Short problem = Each record is to be transcribed exactly.

[Saved entries]
-------

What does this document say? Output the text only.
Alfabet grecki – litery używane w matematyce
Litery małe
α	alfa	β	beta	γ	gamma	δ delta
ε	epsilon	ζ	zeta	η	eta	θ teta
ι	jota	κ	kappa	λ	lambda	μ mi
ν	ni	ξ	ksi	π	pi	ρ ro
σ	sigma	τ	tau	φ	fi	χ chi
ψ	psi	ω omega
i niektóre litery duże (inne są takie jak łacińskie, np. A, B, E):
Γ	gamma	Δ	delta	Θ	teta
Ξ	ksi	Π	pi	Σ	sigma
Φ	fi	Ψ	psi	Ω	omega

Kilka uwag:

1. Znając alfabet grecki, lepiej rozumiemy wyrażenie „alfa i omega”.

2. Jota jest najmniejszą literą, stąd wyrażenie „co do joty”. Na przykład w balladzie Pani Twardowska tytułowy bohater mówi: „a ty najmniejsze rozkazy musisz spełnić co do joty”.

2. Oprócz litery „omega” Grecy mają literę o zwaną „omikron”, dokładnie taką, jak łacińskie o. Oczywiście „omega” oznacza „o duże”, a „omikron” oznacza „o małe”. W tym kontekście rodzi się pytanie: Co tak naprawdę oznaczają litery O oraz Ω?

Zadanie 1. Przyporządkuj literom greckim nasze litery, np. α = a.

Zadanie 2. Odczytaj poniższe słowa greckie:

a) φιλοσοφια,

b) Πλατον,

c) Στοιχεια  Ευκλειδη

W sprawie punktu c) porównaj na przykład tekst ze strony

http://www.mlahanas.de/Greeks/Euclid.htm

-------

Exercise solution =
What does this document say? Output the text only.
Alfabet grecki – litery używane w matematyce
Litery małe
α	alfa	β	beta	γ	gamma	δ delta
ε	epsilon	ζ	zeta	η	eta	θ teta
ι	jota	κ	kappa	λ	lambda	μ mi
ν	ni	ξ	ksi	π	pi	ρ ro
σ	sigma	τ	tau	φ	fi	χ chi
ψ	psi	ω omega
i niektóre litery duże (inne są takie jak łacińskie, np. A, B, E):
Γ	gamma	Δ	delta	Θ	teta
Ξ	ksi	Π	pi	Σ	sigma
Φ	fi	Ψ	psi	Ω	omega

Kilka uwag:

1. Znając alfabet grecki, lepiej rozumiemy wyrażenie „alfa i omega”.

2. Jota jest najmniejszą literą, stąd wyrażenie „co do joty”. Na przykład w balladzie Pani Twardowska tytułowy bohater mówi: „a ty najmniejsze rozkazy musisz spełnić co do joty”.

2. Oprócz litery „omega” Grecy mają literę o zwaną „omikron”, dokładnie taką, jak łacińskie o. Oczywiście „omega” oznacza „o duże”, a „omikron” oznacza „o małe”. W tym kontekście rodzi się pytanie: Co tak naprawdę oznaczają litery O oraz Ω?

Zadanie 1. Przyporządkuj literom greckim nasze litery, np. α = a.

Zadanie 2. Odczytaj poniższe słowa greckie:

a) φιλοσοφια,

b) Πλατον,

c) Στοιχεια  Ευκλειδη

W sprawie punktu c) porównaj na przykład tekst ze strony

http://www.mlahanas.de/Greeks/Euclid.htm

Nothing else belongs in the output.